### TO DO
The listing below should be written out exactly; please include all of it.
══ INFORMATION GIVEN
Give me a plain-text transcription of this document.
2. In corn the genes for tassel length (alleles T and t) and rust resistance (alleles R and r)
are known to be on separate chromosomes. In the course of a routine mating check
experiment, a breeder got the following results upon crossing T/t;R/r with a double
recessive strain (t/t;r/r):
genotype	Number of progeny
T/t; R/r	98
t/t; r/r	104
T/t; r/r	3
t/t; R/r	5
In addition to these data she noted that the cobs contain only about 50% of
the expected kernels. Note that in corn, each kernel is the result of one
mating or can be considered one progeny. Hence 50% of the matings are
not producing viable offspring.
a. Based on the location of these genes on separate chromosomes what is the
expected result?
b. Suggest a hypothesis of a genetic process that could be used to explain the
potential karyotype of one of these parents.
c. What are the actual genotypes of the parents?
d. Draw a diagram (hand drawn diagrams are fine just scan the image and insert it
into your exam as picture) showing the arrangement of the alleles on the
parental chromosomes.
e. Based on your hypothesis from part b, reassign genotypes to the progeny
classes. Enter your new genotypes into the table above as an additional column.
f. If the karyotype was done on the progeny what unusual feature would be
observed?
════
### SOLUTION
Give me a plain-text transcription of this document.
2. In corn the genes for tassel length (alleles T and t) and rust resistance (alleles R and r)
are known to be on separate chromosomes. In the course of a routine mating check
experiment, a breeder got the following results upon crossing T/t;R/r with a double
recessive strain (t/t;r/r):
genotype	Number of progeny
T/t; R/r	98
t/t; r/r	104
T/t; r/r	3
t/t; R/r	5
In addition to these data she noted that the cobs contain only about 50% of
the expected kernels. Note that in corn, each kernel is the result of one
mating or can be considered one progeny. Hence 50% of the matings are
not producing viable offspring.
a. Based on the location of these genes on separate chromosomes what is the
expected result?
b. Suggest a hypothesis of a genetic process that could be used to explain the
potential karyotype of one of these parents.
c. What are the actual genotypes of the parents?
d. Draw a diagram (hand drawn diagrams are fine just scan the image and insert it
into your exam as picture) showing the arrangement of the alleles on the
parental chromosomes.
e. Based on your hypothesis from part b, reassign genotypes to the progeny
classes. Enter your new genotypes into the table above as an additional column.
f. If the karyotype was done on the progeny what unusual feature would be
observed?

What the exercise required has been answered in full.